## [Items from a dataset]
────────

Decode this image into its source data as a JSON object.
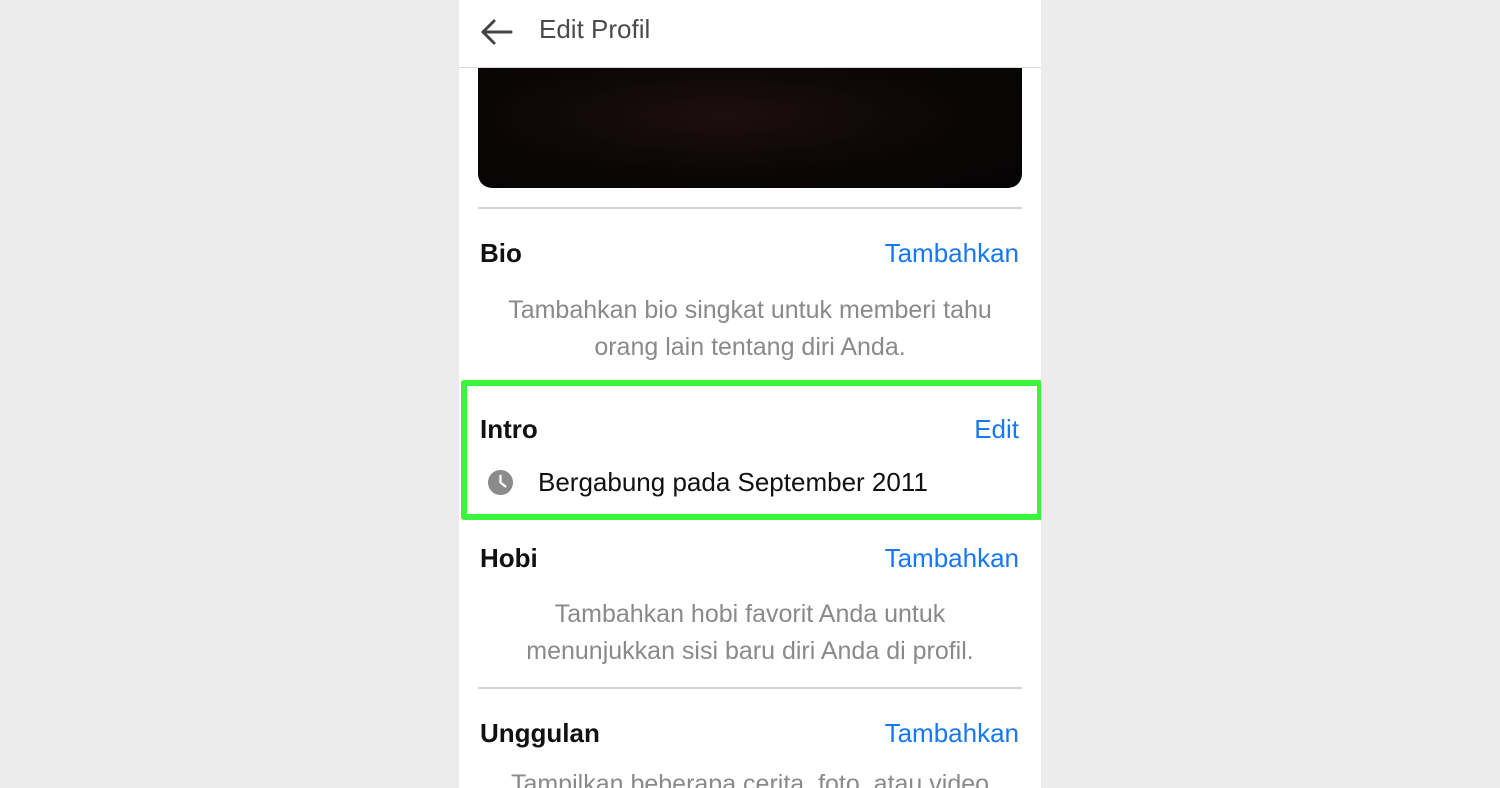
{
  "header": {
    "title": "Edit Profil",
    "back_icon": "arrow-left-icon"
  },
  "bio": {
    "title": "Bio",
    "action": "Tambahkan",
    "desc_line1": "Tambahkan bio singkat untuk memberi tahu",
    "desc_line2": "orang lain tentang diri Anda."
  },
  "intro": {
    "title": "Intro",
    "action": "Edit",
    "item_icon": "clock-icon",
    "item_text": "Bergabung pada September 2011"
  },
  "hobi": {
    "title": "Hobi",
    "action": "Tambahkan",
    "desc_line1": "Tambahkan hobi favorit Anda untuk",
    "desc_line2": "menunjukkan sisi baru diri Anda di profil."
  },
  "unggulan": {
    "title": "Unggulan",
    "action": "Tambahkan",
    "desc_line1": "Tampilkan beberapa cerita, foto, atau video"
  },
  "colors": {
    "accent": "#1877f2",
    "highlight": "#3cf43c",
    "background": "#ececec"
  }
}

────────

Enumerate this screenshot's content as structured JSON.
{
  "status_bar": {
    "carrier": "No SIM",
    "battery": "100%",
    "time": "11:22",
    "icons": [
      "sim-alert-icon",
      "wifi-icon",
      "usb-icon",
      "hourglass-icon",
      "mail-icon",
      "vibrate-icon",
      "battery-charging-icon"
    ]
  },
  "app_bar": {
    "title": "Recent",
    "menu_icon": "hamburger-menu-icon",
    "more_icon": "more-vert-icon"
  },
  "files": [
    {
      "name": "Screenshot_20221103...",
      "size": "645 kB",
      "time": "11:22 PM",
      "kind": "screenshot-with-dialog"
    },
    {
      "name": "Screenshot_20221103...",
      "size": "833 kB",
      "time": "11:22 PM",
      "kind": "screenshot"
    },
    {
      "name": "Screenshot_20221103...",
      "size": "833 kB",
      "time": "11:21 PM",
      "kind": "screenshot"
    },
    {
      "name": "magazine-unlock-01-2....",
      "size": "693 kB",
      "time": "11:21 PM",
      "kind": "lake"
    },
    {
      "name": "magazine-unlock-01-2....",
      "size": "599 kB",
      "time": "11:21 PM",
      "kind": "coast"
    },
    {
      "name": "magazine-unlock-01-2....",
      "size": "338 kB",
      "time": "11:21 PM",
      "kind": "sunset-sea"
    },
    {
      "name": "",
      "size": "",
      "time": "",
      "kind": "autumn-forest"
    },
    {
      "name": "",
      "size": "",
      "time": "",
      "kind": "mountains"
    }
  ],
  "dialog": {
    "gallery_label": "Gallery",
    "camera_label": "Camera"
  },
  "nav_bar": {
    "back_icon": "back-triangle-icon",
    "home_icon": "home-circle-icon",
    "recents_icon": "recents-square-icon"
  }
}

────────

## [PROBLEM TO WORK ON]
Go through the records and show every line with the string "title" in it.

## [SOLUTION TO THIS TASK]
    "title": "Edit Profil",
    "title": "Bio",
    "title": "Intro",
    "title": "Hobi",
    "title": "Unggulan",
    "title": "Recent",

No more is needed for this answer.